What is needed: Transcribe the records exactly. Pictures do not belong in the transcription.

Provided information:
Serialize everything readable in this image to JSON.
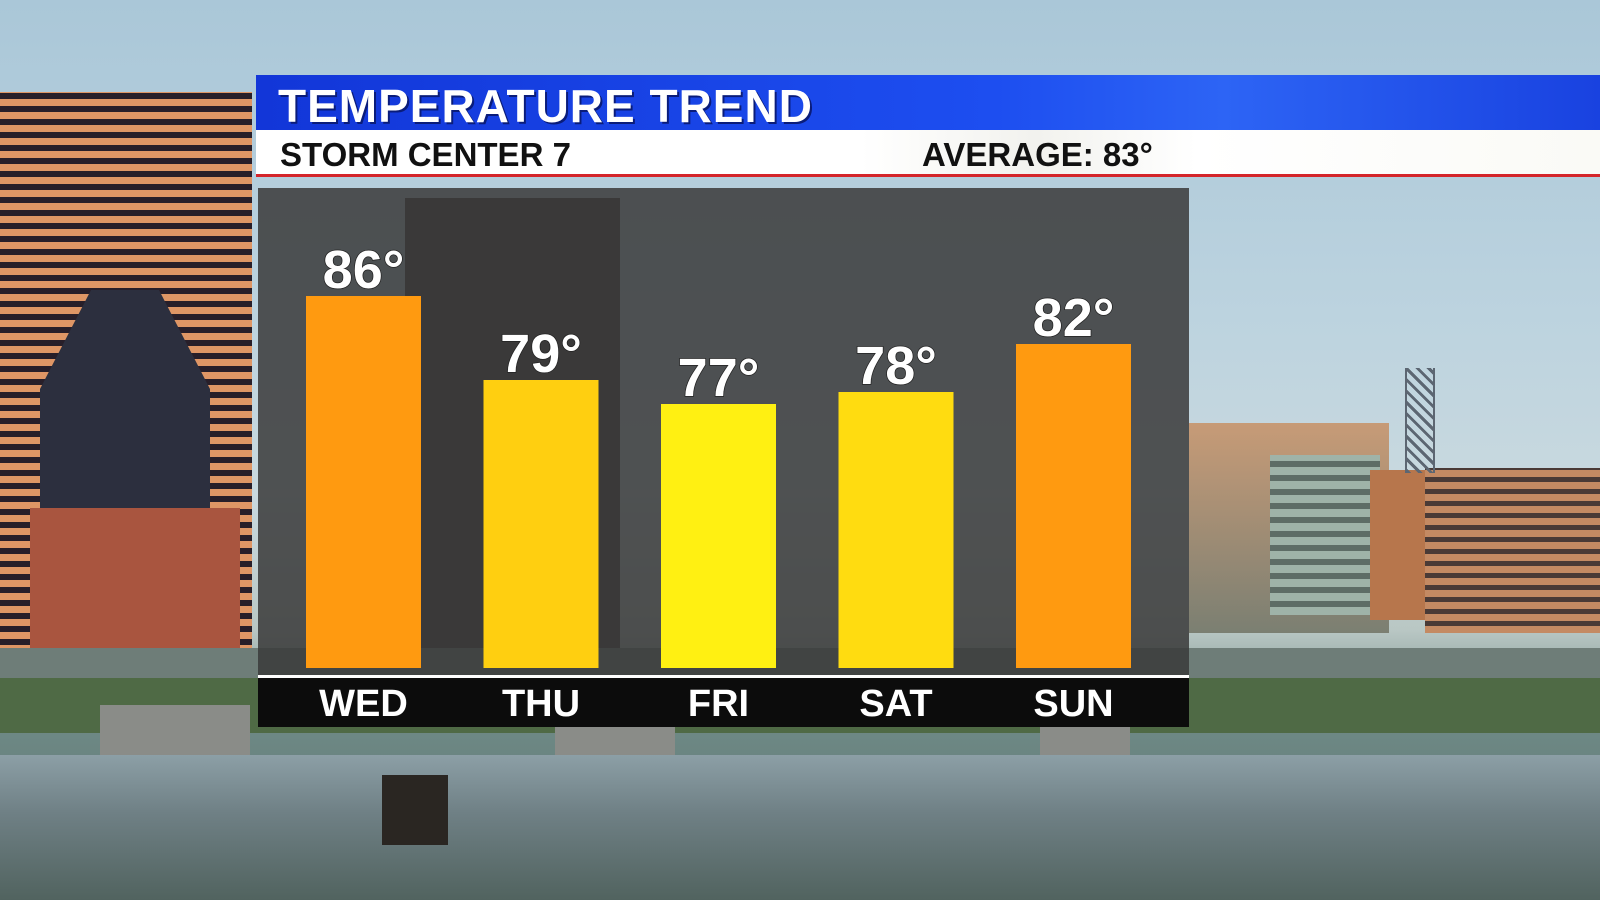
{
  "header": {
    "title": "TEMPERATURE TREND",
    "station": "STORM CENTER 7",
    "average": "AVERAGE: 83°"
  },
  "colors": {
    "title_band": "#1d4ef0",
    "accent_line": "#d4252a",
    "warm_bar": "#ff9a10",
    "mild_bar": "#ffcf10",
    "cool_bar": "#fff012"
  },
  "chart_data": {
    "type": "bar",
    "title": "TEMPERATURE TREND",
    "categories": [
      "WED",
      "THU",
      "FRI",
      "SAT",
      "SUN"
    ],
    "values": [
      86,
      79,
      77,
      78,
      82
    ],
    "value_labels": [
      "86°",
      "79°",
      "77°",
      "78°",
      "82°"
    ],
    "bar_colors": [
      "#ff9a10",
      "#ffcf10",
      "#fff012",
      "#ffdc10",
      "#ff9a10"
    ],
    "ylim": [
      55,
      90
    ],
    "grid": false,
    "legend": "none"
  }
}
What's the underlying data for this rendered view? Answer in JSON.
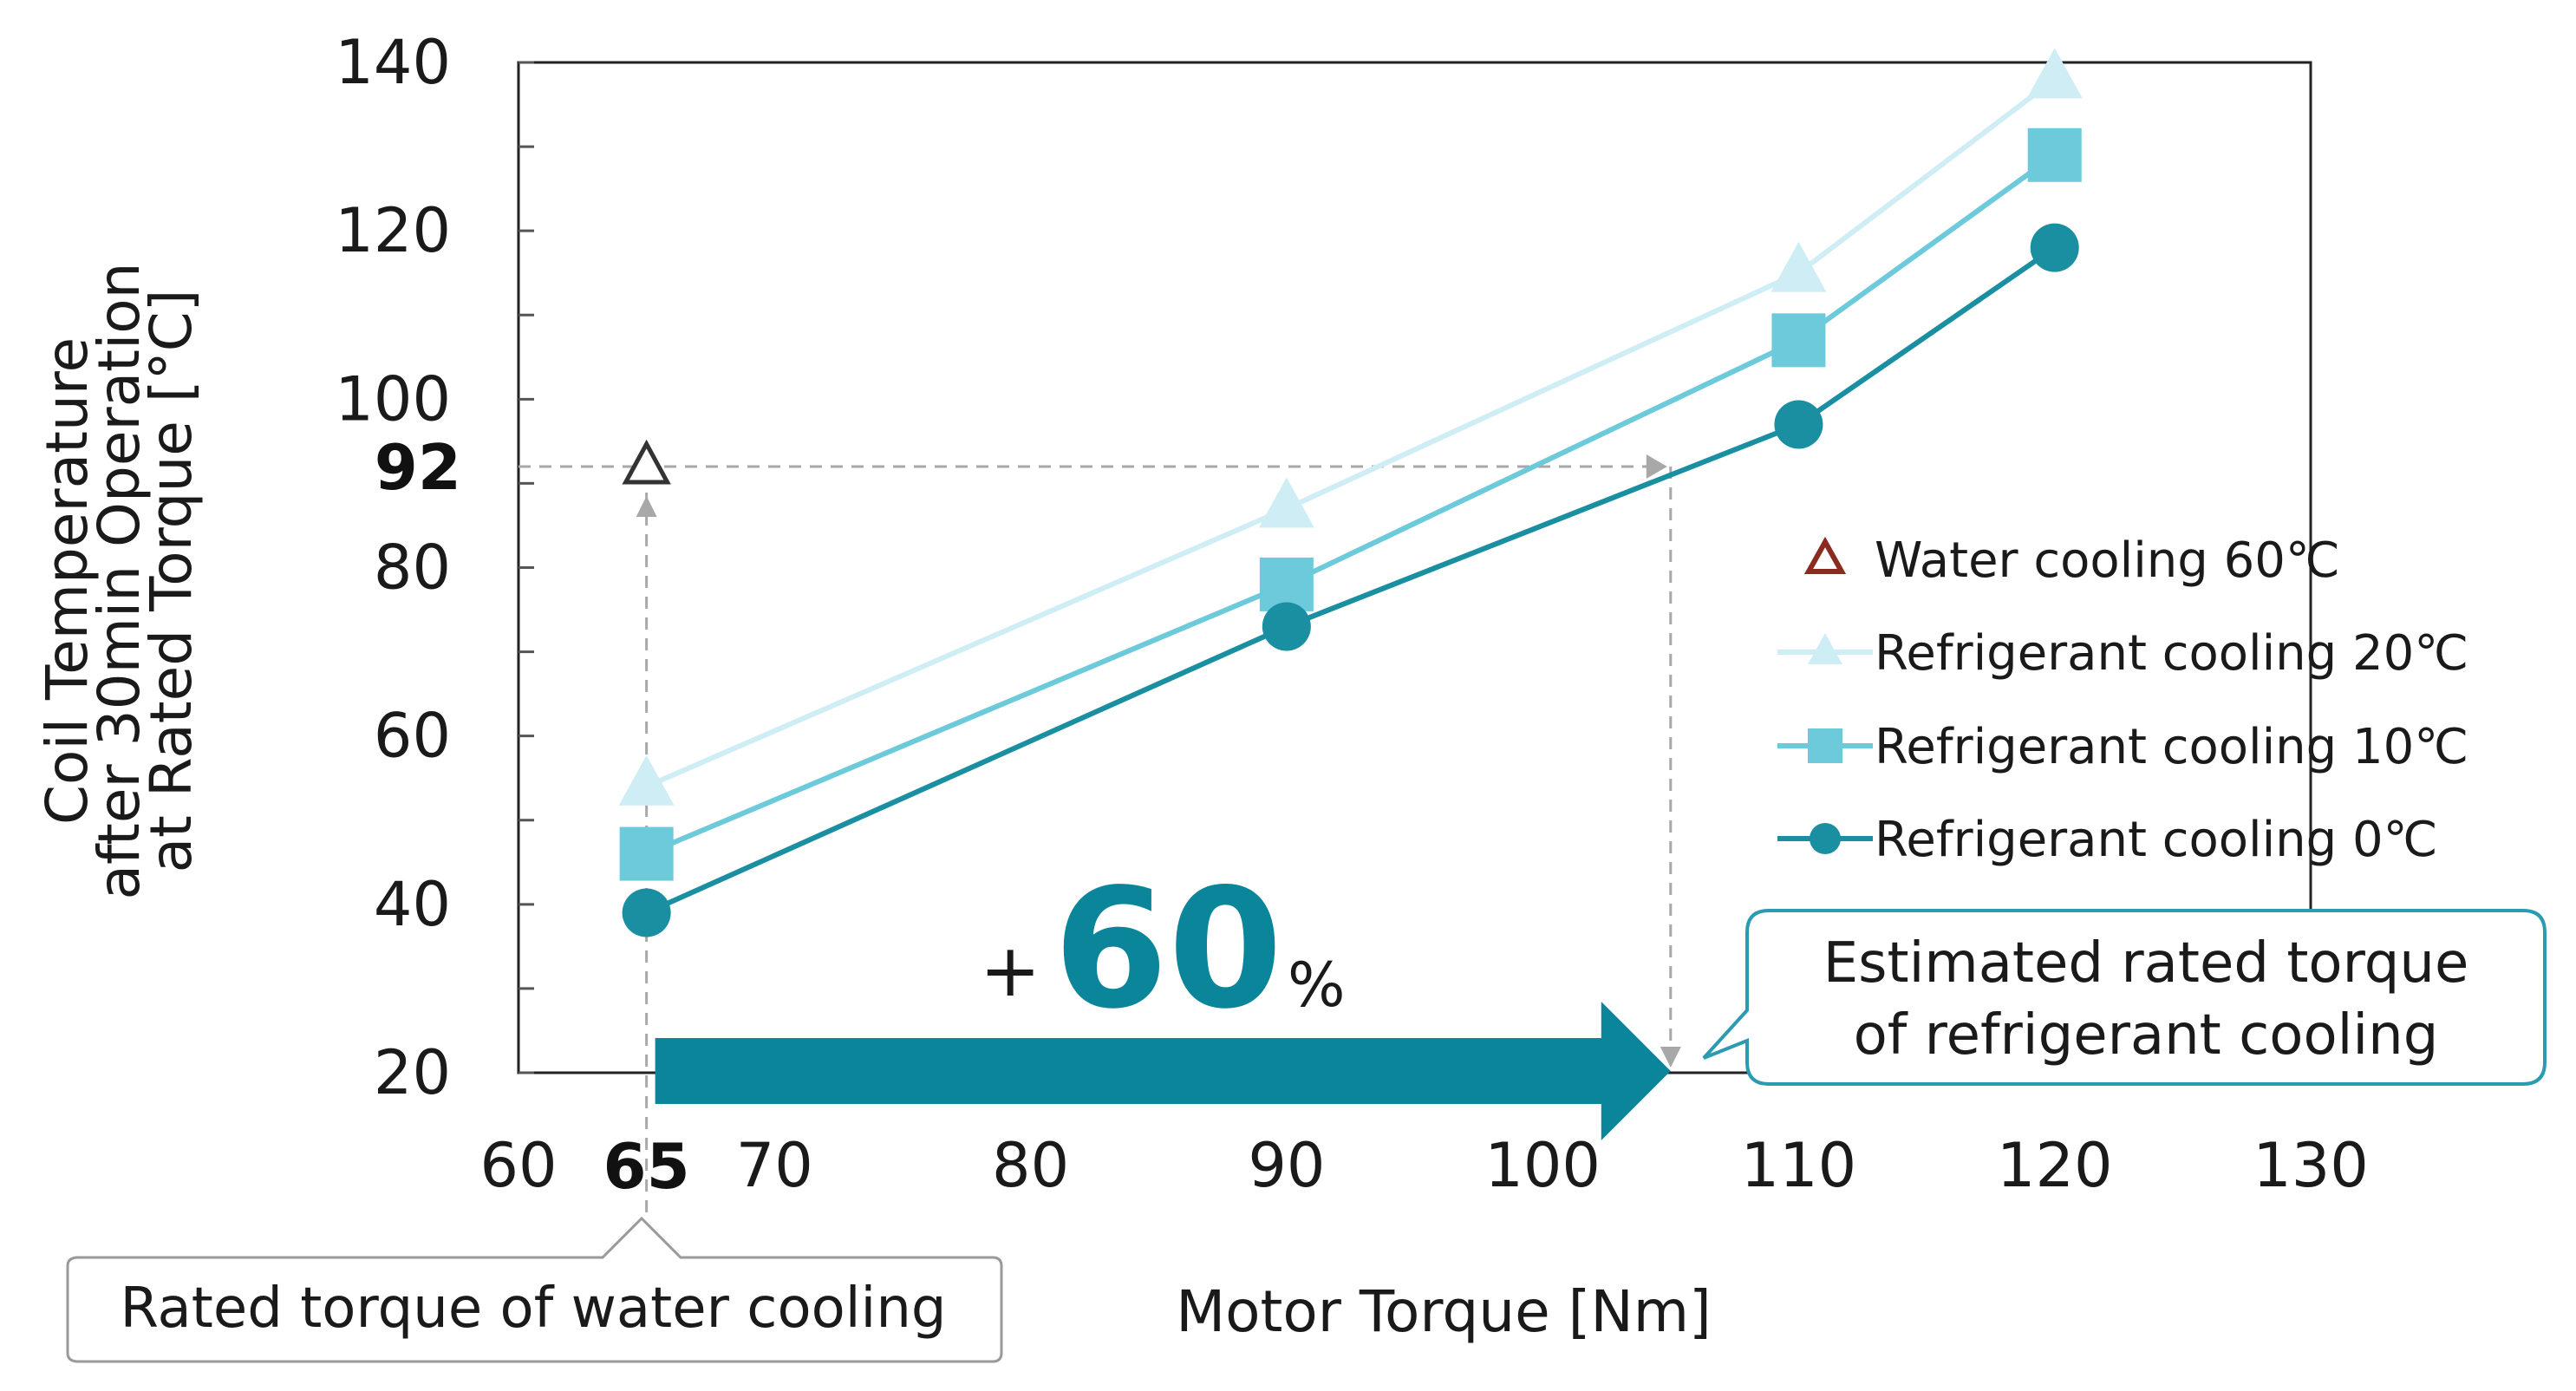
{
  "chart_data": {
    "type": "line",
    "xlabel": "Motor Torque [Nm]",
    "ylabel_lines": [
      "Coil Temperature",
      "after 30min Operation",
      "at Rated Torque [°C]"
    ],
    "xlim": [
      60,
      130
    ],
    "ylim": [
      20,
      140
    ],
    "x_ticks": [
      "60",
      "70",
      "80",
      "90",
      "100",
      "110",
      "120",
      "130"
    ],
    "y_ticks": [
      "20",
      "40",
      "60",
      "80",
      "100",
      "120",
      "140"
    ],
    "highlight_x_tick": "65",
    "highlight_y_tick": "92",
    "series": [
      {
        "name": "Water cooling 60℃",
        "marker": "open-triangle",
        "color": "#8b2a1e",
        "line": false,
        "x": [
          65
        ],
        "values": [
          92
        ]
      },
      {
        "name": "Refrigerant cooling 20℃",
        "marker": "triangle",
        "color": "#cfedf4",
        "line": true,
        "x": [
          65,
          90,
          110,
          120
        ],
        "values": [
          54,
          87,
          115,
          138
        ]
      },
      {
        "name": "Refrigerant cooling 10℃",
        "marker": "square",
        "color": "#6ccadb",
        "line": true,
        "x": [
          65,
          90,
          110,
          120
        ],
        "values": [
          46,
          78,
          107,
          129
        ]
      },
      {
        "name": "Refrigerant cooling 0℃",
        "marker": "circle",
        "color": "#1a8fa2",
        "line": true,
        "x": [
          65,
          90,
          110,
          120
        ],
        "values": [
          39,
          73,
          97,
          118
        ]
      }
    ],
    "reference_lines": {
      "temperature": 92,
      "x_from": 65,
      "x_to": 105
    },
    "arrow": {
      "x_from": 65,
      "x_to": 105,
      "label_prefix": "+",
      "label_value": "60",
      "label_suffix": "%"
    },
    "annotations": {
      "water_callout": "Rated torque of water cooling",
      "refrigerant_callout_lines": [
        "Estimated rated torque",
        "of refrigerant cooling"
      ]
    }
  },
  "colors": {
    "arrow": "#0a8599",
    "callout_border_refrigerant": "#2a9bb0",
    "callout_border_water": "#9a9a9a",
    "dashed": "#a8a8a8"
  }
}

Written solution:
Serialize everything readable in this image to JSON.
{
  "header": {
    "title": "TEMPERATURE TREND",
    "station": "STORM CENTER 7",
    "average": "AVERAGE: 83°"
  },
  "colors": {
    "title_band": "#1d4ef0",
    "accent_line": "#d4252a",
    "warm_bar": "#ff9a10",
    "mild_bar": "#ffcf10",
    "cool_bar": "#fff012"
  },
  "chart_data": {
    "type": "bar",
    "title": "TEMPERATURE TREND",
    "categories": [
      "WED",
      "THU",
      "FRI",
      "SAT",
      "SUN"
    ],
    "values": [
      86,
      79,
      77,
      78,
      82
    ],
    "value_labels": [
      "86°",
      "79°",
      "77°",
      "78°",
      "82°"
    ],
    "bar_colors": [
      "#ff9a10",
      "#ffcf10",
      "#fff012",
      "#ffdc10",
      "#ff9a10"
    ],
    "ylim": [
      55,
      90
    ],
    "grid": false,
    "legend": "none"
  }
}
What's the underlying data for this rendered view? Answer in JSON.
{
  "chart_data": {
    "type": "line",
    "xlabel": "Motor Torque [Nm]",
    "ylabel_lines": [
      "Coil Temperature",
      "after 30min Operation",
      "at Rated Torque [°C]"
    ],
    "xlim": [
      60,
      130
    ],
    "ylim": [
      20,
      140
    ],
    "x_ticks": [
      "60",
      "70",
      "80",
      "90",
      "100",
      "110",
      "120",
      "130"
    ],
    "y_ticks": [
      "20",
      "40",
      "60",
      "80",
      "100",
      "120",
      "140"
    ],
    "highlight_x_tick": "65",
    "highlight_y_tick": "92",
    "series": [
      {
        "name": "Water cooling 60℃",
        "marker": "open-triangle",
        "color": "#8b2a1e",
        "line": false,
        "x": [
          65
        ],
        "values": [
          92
        ]
      },
      {
        "name": "Refrigerant cooling 20℃",
        "marker": "triangle",
        "color": "#cfedf4",
        "line": true,
        "x": [
          65,
          90,
          110,
          120
        ],
        "values": [
          54,
          87,
          115,
          138
        ]
      },
      {
        "name": "Refrigerant cooling 10℃",
        "marker": "square",
        "color": "#6ccadb",
        "line": true,
        "x": [
          65,
          90,
          110,
          120
        ],
        "values": [
          46,
          78,
          107,
          129
        ]
      },
      {
        "name": "Refrigerant cooling 0℃",
        "marker": "circle",
        "color": "#1a8fa2",
        "line": true,
        "x": [
          65,
          90,
          110,
          120
        ],
        "values": [
          39,
          73,
          97,
          118
        ]
      }
    ],
    "reference_lines": {
      "temperature": 92,
      "x_from": 65,
      "x_to": 105
    },
    "arrow": {
      "x_from": 65,
      "x_to": 105,
      "label_prefix": "+",
      "label_value": "60",
      "label_suffix": "%"
    },
    "annotations": {
      "water_callout": "Rated torque of water cooling",
      "refrigerant_callout_lines": [
        "Estimated rated torque",
        "of refrigerant cooling"
      ]
    }
  },
  "colors": {
    "arrow": "#0a8599",
    "callout_border_refrigerant": "#2a9bb0",
    "callout_border_water": "#9a9a9a",
    "dashed": "#a8a8a8"
  }
}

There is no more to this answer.